Reading text:

-.-.-

In these times of great change on both a global and local level, the community must become a focus of support, empowerment, and collaborative work in adapting to the challenges of the 21st Century. Long ago tribal cohesiveness (or the tyranny of feudalism) nurtured the local community. And creative individuals who sought the freedom to take risks and seek new knowledge and paths were held back by community consensus (or sovereign rule) on just how much change how fast was acceptable. Today technology and the accumulation of knowledge (and I'm tempted to add "anti-knowledge") leave many of us searching in vain for the tradition and culture that once anchored us to our human community.
I barely manage to learn a new software program before a new version makes me start anew. In the blink of an eye I am behind, no longer current. Just as I am secure in the knowledge and understanding that the world is flat, astrophysicists question that, not in the immediate sense of our planetary system revolving around the sun, but in the sense that the whole universe may be flat, with other universes located on different planes, so that gravity, but only gravity, can slip right over the edge of the plane on which we exist. And all this to explain why gravity is a weaker force than the physics we know would seem to predict.
Now imagine the frustrations of the astrophysicists if we tried to slow them down to traditions and cultures that might anchor us ordinary folks in the chaos of today's world. The 21st Century is a time of multiverses and multiculturalism. . "String theory" and "singularity" (Cosmological Singularity and the Creation of the Universe) are as likely to pop up in our news sources (on paper or in the ever-expanding electronic media) as is the more welcome just plain English of common sense.

-.-.-

Stored data:
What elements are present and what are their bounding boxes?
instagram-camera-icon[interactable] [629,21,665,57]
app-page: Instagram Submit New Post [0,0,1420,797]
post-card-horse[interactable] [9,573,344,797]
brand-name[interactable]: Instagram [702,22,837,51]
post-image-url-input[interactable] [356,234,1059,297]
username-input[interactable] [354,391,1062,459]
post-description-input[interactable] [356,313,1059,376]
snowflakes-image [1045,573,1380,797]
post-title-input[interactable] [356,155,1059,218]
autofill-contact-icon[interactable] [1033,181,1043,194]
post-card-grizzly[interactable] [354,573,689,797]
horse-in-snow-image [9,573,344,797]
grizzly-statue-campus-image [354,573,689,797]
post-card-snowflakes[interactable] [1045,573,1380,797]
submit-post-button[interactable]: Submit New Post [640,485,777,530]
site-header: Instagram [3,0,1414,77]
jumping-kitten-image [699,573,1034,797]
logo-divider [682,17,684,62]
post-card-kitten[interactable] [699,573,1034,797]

-.-.-

Return the portion of the reading on community and change starting with "In these times" and going on through "our human community.", copied word for word. The data has no connection to the reading on community and change.

Solved exercise:
In these times of great change on both a global and local level, the community must become a focus of support, empowerment, and collaborative work in adapting to the challenges of the 21st Century. Long ago tribal cohesiveness (or the tyranny of feudalism) nurtured the local community. And creative individuals who sought the freedom to take risks and seek new knowledge and paths were held back by community consensus (or sovereign rule) on just how much change how fast was acceptable. Today technology and the accumulation of knowledge (and I'm tempted to add "anti-knowledge") leave many of us searching in vain for the tradition and culture that once anchored us to our human community.